** REQUIRED TASKS **
1 - In the article on North Carolina's attendance policy, what failing grade could students previously receive for not attending class?
2 - Reproduce word for word the passage of the North Carolina attendance article that begins with "As chronic absenteeism" and ends with "to WRAL News.".

** DOCUMENT EXTRACT **
- Opening Delimiter -

As chronic absenteeism rises, North Carolina revises policy so students can no longer fail classes based on attendance
Starting this school year, North Carolina students cannot fail a class based solely on attendance.
Before this policy change, students could have received a failing grade of “FF” even if they…
Starting this school year, North Carolina students cannot fail a class based solely on attendance.
Before this policy change, students could have received a failing grade of “FF” even if they had been passing a course but weren’t showing up to classes, according to WRAL News.
“If a kid is making a B but doesn’t come to school, that’s more of a classroom issue than it is an attendance issue,” said Sneha Shah-Coltrane, senior director of North Carolina Department of Public Instruction (NCDPI), at a recent board meeting.
Drew Washington, youth organizer with the Education Justice Alliance nonprofit, celebrated the state’s policy revision.

- Closing Delimiter -

** SUPPLIED RECORDS **
- Opening Delimiter -

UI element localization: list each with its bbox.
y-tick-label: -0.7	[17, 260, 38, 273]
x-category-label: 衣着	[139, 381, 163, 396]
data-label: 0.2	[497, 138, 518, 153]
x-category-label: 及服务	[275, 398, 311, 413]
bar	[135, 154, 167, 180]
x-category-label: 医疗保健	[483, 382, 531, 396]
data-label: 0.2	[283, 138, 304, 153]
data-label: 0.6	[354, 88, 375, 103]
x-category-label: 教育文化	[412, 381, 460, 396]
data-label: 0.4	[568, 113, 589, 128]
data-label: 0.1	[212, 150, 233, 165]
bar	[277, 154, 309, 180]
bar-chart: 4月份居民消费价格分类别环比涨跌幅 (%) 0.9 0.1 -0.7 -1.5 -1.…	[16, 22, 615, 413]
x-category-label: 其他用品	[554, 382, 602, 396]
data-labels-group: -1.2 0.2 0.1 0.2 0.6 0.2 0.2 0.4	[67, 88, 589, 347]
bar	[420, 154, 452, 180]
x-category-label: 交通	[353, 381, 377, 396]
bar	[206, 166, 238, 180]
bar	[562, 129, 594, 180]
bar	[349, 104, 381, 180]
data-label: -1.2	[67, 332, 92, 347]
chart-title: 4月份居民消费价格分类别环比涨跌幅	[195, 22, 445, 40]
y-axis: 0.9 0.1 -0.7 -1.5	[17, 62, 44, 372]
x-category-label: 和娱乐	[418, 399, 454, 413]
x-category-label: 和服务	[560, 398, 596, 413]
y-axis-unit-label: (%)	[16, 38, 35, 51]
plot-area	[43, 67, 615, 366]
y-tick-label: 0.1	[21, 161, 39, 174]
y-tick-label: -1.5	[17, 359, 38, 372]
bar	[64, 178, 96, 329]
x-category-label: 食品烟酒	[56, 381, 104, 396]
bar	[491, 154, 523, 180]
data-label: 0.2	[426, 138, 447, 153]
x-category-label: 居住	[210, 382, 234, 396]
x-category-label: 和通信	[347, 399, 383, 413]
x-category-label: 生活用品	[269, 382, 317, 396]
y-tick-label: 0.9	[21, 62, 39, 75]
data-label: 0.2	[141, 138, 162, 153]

- Closing Delimiter -

** TASK SOLUTIONS **
1 - “FF”

2 -
As chronic absenteeism rises, North Carolina revises policy so students can no longer fail classes based on attendance
Starting this school year, North Carolina students cannot fail a class based solely on attendance.
Before this policy change, students could have received a failing grade of “FF” even if they…
Starting this school year, North Carolina students cannot fail a class based solely on attendance.
Before this policy change, students could have received a failing grade of “FF” even if they had been passing a course but weren’t showing up to classes, according to WRAL News.